EXCERPTED TEXT:

Regret and Sample Complexity of Online Q-Learning via Concentration of Stochastic Approximation with Time-Inhomogeneous Markov Chains
- URL: http://arxiv.org/abs/2602.16274v1
- Date: Wed, 18 Feb 2026 08:47:07 GMT
- Title: Regret and Sample Complexity of Online Q-Learning via Concentration of Stochastic Approximation with Time-Inhomogeneous Markov Chains
- Authors: Rahul Singh, Siddharth Chandak, Eric Moulines, Vivek S. Borkar, Nicholas Bambos,
- Abstract summary: We present the first high-probability regret bound for classical online Q-learning in infinite-horizon discounted Markov decision processes.<n>For sufficiently large gaps, the regret is sublinear, while for small gaps it deteriorates and can approach linear growth.

WHAT THIS EXERCISE ASKS:
1. Translate this sentence from the Q-learning paper listing into Spanish: "For sufficiently large gaps, the regret is sublinear, while for small gaps it deteriorates and can approach linear growth."
2. Extend the Q-learning paper listing beyond its final sentence.

Document understanding data:
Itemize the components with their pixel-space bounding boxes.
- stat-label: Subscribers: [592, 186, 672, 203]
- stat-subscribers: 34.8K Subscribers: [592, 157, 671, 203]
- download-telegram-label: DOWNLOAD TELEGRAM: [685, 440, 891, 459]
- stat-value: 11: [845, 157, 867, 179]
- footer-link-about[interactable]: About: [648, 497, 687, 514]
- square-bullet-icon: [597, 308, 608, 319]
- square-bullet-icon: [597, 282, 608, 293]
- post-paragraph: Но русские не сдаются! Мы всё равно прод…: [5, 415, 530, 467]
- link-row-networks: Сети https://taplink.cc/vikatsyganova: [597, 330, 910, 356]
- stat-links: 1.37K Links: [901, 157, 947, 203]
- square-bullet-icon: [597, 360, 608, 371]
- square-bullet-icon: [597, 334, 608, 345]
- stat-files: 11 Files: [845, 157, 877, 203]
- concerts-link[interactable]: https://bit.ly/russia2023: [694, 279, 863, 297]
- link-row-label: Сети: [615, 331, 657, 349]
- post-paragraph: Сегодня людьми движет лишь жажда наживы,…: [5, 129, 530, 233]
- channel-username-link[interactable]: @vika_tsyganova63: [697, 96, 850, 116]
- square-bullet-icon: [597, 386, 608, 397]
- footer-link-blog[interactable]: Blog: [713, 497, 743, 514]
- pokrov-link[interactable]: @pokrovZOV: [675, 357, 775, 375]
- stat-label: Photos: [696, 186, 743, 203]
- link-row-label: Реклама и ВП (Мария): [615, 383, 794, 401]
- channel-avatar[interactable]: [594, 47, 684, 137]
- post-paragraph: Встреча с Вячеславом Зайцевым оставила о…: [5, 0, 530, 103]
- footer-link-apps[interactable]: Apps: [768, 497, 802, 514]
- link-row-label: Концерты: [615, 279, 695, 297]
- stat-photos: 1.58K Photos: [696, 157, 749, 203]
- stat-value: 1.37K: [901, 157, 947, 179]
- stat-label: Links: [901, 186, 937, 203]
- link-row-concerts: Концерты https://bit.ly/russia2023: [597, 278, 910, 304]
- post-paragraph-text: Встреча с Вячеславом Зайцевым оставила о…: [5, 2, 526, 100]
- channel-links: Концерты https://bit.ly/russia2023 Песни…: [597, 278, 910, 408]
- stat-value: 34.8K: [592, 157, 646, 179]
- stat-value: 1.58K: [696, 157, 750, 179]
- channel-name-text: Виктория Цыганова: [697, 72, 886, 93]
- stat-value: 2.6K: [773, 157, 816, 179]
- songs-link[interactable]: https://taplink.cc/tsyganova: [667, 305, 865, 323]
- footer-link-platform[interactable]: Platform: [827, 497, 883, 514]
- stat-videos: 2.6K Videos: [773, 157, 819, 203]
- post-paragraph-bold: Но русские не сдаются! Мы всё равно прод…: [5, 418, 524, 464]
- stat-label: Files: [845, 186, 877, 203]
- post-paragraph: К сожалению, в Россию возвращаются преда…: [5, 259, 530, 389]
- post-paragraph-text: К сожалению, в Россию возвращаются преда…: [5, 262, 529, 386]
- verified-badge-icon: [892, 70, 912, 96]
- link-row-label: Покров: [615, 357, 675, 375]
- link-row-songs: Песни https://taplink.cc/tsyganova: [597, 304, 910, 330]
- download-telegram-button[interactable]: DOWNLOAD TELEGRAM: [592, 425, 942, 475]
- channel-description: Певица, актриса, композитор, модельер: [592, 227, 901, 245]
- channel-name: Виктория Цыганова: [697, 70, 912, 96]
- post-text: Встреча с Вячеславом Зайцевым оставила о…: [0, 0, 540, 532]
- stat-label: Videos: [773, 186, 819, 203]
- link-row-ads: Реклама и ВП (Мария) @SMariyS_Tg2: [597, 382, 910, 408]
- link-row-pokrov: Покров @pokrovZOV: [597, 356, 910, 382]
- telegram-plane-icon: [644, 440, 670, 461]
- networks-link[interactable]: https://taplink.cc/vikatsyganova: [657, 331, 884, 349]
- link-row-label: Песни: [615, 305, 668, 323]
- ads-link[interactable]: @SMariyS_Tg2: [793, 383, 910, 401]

TASK-BY-TASK OUTPUTS:
1. Para brechas suficientemente grandes, el arrepentimiento es sublineal, mientras que para brechas pequeñas se deteriora y puede aproximarse a un crecimiento lineal.

2.
- Score: 23.565936864449636
- License: http://creativecommons.org/licenses/by/4.0/
- Abstract: We present the first high-probability regret bound for classical online Q-learning in infinite-horizon discounted Markov decision processes, without relying on optimism or bonus terms. We first analyze Boltzmann Q-learning with decaying temperature and show that its regret depends critically on the suboptimality gap of the MDP: for sufficiently large gaps, the regret is sublinear, while for small gaps it deteriorates and can approach linear growth. To address this limitation, we study a Smoothed $ε_n$-Greedy exploration scheme that combines $ε_n$-greedy and Boltzmann exploration, for which we prove a gap-robust regret bound of near-$\tilde{O}(N^{9/10})$. To analyze these algorithms, we develop a high-probability concentration bound for contractive Markovian stochastic approximation with iterate- and time-dependent transition dynamics. This bound may be of independent interest as the contraction factor in our bound is governed by the mixing time and is allowed to converge to one asymptotically.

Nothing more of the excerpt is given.